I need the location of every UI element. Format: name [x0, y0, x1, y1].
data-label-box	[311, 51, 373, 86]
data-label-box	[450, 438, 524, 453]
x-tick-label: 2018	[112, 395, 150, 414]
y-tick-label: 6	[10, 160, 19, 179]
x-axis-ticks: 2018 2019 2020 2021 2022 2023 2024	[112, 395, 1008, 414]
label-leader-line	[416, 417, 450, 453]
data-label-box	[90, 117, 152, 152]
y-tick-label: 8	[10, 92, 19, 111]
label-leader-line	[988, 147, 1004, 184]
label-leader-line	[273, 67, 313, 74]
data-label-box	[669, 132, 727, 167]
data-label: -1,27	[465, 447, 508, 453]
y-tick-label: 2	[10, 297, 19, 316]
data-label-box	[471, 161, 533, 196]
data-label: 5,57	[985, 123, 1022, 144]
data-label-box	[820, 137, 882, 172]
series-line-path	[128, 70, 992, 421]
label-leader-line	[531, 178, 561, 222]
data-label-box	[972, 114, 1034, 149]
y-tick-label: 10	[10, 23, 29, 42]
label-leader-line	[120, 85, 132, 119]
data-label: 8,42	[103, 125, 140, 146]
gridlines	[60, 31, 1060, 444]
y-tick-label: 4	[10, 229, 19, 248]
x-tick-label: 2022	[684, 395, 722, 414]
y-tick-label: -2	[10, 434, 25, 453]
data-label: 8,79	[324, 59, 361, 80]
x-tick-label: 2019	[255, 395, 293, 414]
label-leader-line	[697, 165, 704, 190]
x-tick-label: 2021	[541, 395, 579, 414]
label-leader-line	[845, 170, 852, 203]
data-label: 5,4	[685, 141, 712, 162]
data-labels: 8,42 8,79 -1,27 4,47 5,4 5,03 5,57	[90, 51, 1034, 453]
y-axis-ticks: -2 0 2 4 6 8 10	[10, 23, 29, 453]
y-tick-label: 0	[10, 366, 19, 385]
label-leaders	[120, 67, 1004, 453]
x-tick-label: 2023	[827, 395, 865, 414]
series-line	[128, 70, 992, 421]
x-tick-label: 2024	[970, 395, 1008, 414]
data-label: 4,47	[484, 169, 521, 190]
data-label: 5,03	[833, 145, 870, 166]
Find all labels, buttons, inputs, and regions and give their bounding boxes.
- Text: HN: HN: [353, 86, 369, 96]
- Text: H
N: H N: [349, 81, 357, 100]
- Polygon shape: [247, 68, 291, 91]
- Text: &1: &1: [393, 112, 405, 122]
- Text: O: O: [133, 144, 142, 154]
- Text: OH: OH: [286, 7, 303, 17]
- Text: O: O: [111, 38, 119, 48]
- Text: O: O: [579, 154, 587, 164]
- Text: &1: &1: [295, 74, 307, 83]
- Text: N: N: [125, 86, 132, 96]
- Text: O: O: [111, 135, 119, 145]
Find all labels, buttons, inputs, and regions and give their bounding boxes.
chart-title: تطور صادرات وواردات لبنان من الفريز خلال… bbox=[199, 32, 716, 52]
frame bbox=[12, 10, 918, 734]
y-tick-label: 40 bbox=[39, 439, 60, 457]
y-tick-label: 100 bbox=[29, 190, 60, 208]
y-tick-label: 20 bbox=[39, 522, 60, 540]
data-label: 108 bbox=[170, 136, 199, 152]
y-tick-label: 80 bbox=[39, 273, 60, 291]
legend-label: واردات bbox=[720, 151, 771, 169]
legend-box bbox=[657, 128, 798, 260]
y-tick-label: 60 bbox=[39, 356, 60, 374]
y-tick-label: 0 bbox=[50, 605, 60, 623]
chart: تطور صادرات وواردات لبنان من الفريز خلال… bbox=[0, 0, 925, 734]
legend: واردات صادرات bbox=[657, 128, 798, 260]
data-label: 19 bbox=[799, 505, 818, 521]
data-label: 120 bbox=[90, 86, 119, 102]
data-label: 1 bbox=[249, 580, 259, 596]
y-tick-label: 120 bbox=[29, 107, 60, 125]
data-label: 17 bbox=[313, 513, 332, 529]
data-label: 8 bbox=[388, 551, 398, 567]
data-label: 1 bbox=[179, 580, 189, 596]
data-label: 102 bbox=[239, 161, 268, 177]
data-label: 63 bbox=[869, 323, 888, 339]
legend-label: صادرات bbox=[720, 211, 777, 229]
————
_Set problem:_
Output every line of the records above again, unchanged and in the same order.

_Response:_
I need the location of every UI element. Format: name [x0, y0, x1, y1].
data-label-box	[311, 51, 373, 86]
data-label-box	[450, 438, 524, 453]
x-tick-label: 2018	[112, 395, 150, 414]
y-tick-label: 6	[10, 160, 19, 179]
x-axis-ticks: 2018 2019 2020 2021 2022 2023 2024	[112, 395, 1008, 414]
label-leader-line	[416, 417, 450, 453]
data-label-box	[90, 117, 152, 152]
y-tick-label: 8	[10, 92, 19, 111]
label-leader-line	[988, 147, 1004, 184]
label-leader-line	[273, 67, 313, 74]
data-label-box	[669, 132, 727, 167]
data-label: -1,27	[465, 447, 508, 453]
y-tick-label: 2	[10, 297, 19, 316]
data-label-box	[471, 161, 533, 196]
data-label: 5,57	[985, 123, 1022, 144]
data-label-box	[820, 137, 882, 172]
series-line-path	[128, 70, 992, 421]
label-leader-line	[531, 178, 561, 222]
data-label-box	[972, 114, 1034, 149]
y-tick-label: 10	[10, 23, 29, 42]
label-leader-line	[120, 85, 132, 119]
data-label: 8,42	[103, 125, 140, 146]
gridlines	[60, 31, 1060, 444]
y-tick-label: 4	[10, 229, 19, 248]
x-tick-label: 2022	[684, 395, 722, 414]
y-tick-label: -2	[10, 434, 25, 453]
data-label: 8,79	[324, 59, 361, 80]
x-tick-label: 2019	[255, 395, 293, 414]
label-leader-line	[697, 165, 704, 190]
x-tick-label: 2021	[541, 395, 579, 414]
label-leader-line	[845, 170, 852, 203]
data-label: 5,4	[685, 141, 712, 162]
data-labels: 8,42 8,79 -1,27 4,47 5,4 5,03 5,57	[90, 51, 1034, 453]
y-axis-ticks: -2 0 2 4 6 8 10	[10, 23, 29, 453]
y-tick-label: 0	[10, 366, 19, 385]
label-leaders	[120, 67, 1004, 453]
x-tick-label: 2023	[827, 395, 865, 414]
series-line	[128, 70, 992, 421]
x-tick-label: 2024	[970, 395, 1008, 414]
data-label: 4,47	[484, 169, 521, 190]
data-label: 5,03	[833, 145, 870, 166]
Find all labels, buttons, inputs, and regions and give their bounding boxes.
- Text: HN: HN: [353, 86, 369, 96]
- Text: H
N: H N: [349, 81, 357, 100]
- Polygon shape: [247, 68, 291, 91]
- Text: &1: &1: [393, 112, 405, 122]
- Text: O: O: [133, 144, 142, 154]
- Text: OH: OH: [286, 7, 303, 17]
- Text: O: O: [111, 38, 119, 48]
- Text: O: O: [579, 154, 587, 164]
- Text: &1: &1: [295, 74, 307, 83]
- Text: N: N: [125, 86, 132, 96]
- Text: O: O: [111, 135, 119, 145]
Find all labels, buttons, inputs, and regions and give their bounding boxes.
chart-title: تطور صادرات وواردات لبنان من الفريز خلال… bbox=[199, 32, 716, 52]
frame bbox=[12, 10, 918, 734]
y-tick-label: 40 bbox=[39, 439, 60, 457]
y-tick-label: 100 bbox=[29, 190, 60, 208]
y-tick-label: 20 bbox=[39, 522, 60, 540]
data-label: 108 bbox=[170, 136, 199, 152]
y-tick-label: 80 bbox=[39, 273, 60, 291]
legend-label: واردات bbox=[720, 151, 771, 169]
legend-box bbox=[657, 128, 798, 260]
y-tick-label: 60 bbox=[39, 356, 60, 374]
y-tick-label: 0 bbox=[50, 605, 60, 623]
chart: تطور صادرات وواردات لبنان من الفريز خلال… bbox=[0, 0, 925, 734]
legend: واردات صادرات bbox=[657, 128, 798, 260]
data-label: 19 bbox=[799, 505, 818, 521]
data-label: 120 bbox=[90, 86, 119, 102]
data-label: 1 bbox=[249, 580, 259, 596]
y-tick-label: 120 bbox=[29, 107, 60, 125]
data-label: 17 bbox=[313, 513, 332, 529]
data-label: 8 bbox=[388, 551, 398, 567]
data-label: 1 bbox=[179, 580, 189, 596]
data-label: 102 bbox=[239, 161, 268, 177]
data-label: 63 bbox=[869, 323, 888, 339]
legend-label: صادرات bbox=[720, 211, 777, 229]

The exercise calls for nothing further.